> _What to produce_:
Retype every entry in its entirety, without alteration.

> _Available data_:
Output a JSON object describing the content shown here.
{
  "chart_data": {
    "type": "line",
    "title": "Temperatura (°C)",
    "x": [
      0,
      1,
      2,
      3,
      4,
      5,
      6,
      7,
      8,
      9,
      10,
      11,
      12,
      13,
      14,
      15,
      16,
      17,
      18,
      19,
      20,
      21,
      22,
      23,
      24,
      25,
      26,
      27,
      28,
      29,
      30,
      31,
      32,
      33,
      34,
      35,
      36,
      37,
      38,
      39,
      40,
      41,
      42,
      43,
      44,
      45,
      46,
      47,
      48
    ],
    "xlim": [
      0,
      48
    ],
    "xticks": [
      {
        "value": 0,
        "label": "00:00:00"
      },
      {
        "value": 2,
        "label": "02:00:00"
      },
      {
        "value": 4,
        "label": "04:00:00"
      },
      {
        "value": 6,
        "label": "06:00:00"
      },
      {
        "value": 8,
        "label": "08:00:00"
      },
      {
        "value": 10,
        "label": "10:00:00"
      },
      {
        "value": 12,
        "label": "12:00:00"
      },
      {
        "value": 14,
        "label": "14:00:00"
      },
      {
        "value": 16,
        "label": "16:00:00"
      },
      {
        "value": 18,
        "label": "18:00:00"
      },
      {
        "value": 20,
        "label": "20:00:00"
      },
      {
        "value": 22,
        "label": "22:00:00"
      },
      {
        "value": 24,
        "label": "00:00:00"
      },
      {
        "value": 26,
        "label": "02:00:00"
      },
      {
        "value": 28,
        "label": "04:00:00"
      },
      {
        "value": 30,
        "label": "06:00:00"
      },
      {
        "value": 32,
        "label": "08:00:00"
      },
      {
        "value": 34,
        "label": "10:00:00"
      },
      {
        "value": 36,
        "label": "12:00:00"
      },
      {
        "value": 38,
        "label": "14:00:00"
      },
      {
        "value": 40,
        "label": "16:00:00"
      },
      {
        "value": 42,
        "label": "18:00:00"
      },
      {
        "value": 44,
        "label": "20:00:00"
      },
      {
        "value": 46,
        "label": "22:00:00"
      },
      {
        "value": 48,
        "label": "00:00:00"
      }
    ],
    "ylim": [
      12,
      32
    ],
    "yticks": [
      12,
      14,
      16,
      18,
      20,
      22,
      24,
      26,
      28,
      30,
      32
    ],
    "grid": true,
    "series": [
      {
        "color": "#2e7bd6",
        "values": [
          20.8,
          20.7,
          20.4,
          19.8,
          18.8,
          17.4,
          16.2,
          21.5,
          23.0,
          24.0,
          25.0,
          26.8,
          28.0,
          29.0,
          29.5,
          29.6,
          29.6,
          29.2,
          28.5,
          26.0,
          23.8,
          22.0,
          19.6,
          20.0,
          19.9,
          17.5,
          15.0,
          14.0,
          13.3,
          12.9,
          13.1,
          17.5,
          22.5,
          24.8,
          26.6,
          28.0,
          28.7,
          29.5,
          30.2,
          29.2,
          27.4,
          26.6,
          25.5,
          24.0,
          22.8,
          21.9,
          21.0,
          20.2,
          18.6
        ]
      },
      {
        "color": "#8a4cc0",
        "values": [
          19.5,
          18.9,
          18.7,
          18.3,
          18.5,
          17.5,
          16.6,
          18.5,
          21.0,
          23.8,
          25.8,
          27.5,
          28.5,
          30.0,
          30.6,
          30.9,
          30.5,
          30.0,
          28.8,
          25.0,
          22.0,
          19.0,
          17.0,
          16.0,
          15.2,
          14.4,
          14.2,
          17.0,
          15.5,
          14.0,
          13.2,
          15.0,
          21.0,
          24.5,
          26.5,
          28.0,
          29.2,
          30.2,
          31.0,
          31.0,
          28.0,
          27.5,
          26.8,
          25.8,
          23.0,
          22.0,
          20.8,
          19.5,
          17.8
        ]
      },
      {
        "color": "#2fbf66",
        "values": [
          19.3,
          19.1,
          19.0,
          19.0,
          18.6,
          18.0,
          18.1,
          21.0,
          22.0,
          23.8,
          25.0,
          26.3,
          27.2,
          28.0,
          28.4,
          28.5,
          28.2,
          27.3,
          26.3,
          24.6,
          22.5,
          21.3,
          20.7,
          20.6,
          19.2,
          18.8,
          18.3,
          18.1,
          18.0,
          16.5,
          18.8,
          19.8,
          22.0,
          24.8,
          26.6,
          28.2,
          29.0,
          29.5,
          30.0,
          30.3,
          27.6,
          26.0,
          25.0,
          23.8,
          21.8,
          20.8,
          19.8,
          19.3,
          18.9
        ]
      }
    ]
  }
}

> _Response_:
Output a JSON object describing the content shown here.
{
  "chart_data": {
    "type": "line",
    "title": "Temperatura (°C)",
    "x": [
      0,
      1,
      2,
      3,
      4,
      5,
      6,
      7,
      8,
      9,
      10,
      11,
      12,
      13,
      14,
      15,
      16,
      17,
      18,
      19,
      20,
      21,
      22,
      23,
      24,
      25,
      26,
      27,
      28,
      29,
      30,
      31,
      32,
      33,
      34,
      35,
      36,
      37,
      38,
      39,
      40,
      41,
      42,
      43,
      44,
      45,
      46,
      47,
      48
    ],
    "xlim": [
      0,
      48
    ],
    "xticks": [
      {
        "value": 0,
        "label": "00:00:00"
      },
      {
        "value": 2,
        "label": "02:00:00"
      },
      {
        "value": 4,
        "label": "04:00:00"
      },
      {
        "value": 6,
        "label": "06:00:00"
      },
      {
        "value": 8,
        "label": "08:00:00"
      },
      {
        "value": 10,
        "label": "10:00:00"
      },
      {
        "value": 12,
        "label": "12:00:00"
      },
      {
        "value": 14,
        "label": "14:00:00"
      },
      {
        "value": 16,
        "label": "16:00:00"
      },
      {
        "value": 18,
        "label": "18:00:00"
      },
      {
        "value": 20,
        "label": "20:00:00"
      },
      {
        "value": 22,
        "label": "22:00:00"
      },
      {
        "value": 24,
        "label": "00:00:00"
      },
      {
        "value": 26,
        "label": "02:00:00"
      },
      {
        "value": 28,
        "label": "04:00:00"
      },
      {
        "value": 30,
        "label": "06:00:00"
      },
      {
        "value": 32,
        "label": "08:00:00"
      },
      {
        "value": 34,
        "label": "10:00:00"
      },
      {
        "value": 36,
        "label": "12:00:00"
      },
      {
        "value": 38,
        "label": "14:00:00"
      },
      {
        "value": 40,
        "label": "16:00:00"
      },
      {
        "value": 42,
        "label": "18:00:00"
      },
      {
        "value": 44,
        "label": "20:00:00"
      },
      {
        "value": 46,
        "label": "22:00:00"
      },
      {
        "value": 48,
        "label": "00:00:00"
      }
    ],
    "ylim": [
      12,
      32
    ],
    "yticks": [
      12,
      14,
      16,
      18,
      20,
      22,
      24,
      26,
      28,
      30,
      32
    ],
    "grid": true,
    "series": [
      {
        "color": "#2e7bd6",
        "values": [
          20.8,
          20.7,
          20.4,
          19.8,
          18.8,
          17.4,
          16.2,
          21.5,
          23.0,
          24.0,
          25.0,
          26.8,
          28.0,
          29.0,
          29.5,
          29.6,
          29.6,
          29.2,
          28.5,
          26.0,
          23.8,
          22.0,
          19.6,
          20.0,
          19.9,
          17.5,
          15.0,
          14.0,
          13.3,
          12.9,
          13.1,
          17.5,
          22.5,
          24.8,
          26.6,
          28.0,
          28.7,
          29.5,
          30.2,
          29.2,
          27.4,
          26.6,
          25.5,
          24.0,
          22.8,
          21.9,
          21.0,
          20.2,
          18.6
        ]
      },
      {
        "color": "#8a4cc0",
        "values": [
          19.5,
          18.9,
          18.7,
          18.3,
          18.5,
          17.5,
          16.6,
          18.5,
          21.0,
          23.8,
          25.8,
          27.5,
          28.5,
          30.0,
          30.6,
          30.9,
          30.5,
          30.0,
          28.8,
          25.0,
          22.0,
          19.0,
          17.0,
          16.0,
          15.2,
          14.4,
          14.2,
          17.0,
          15.5,
          14.0,
          13.2,
          15.0,
          21.0,
          24.5,
          26.5,
          28.0,
          29.2,
          30.2,
          31.0,
          31.0,
          28.0,
          27.5,
          26.8,
          25.8,
          23.0,
          22.0,
          20.8,
          19.5,
          17.8
        ]
      },
      {
        "color": "#2fbf66",
        "values": [
          19.3,
          19.1,
          19.0,
          19.0,
          18.6,
          18.0,
          18.1,
          21.0,
          22.0,
          23.8,
          25.0,
          26.3,
          27.2,
          28.0,
          28.4,
          28.5,
          28.2,
          27.3,
          26.3,
          24.6,
          22.5,
          21.3,
          20.7,
          20.6,
          19.2,
          18.8,
          18.3,
          18.1,
          18.0,
          16.5,
          18.8,
          19.8,
          22.0,
          24.8,
          26.6,
          28.2,
          29.0,
          29.5,
          30.0,
          30.3,
          27.6,
          26.0,
          25.0,
          23.8,
          21.8,
          20.8,
          19.8,
          19.3,
          18.9
        ]
      }
    ]
  }
}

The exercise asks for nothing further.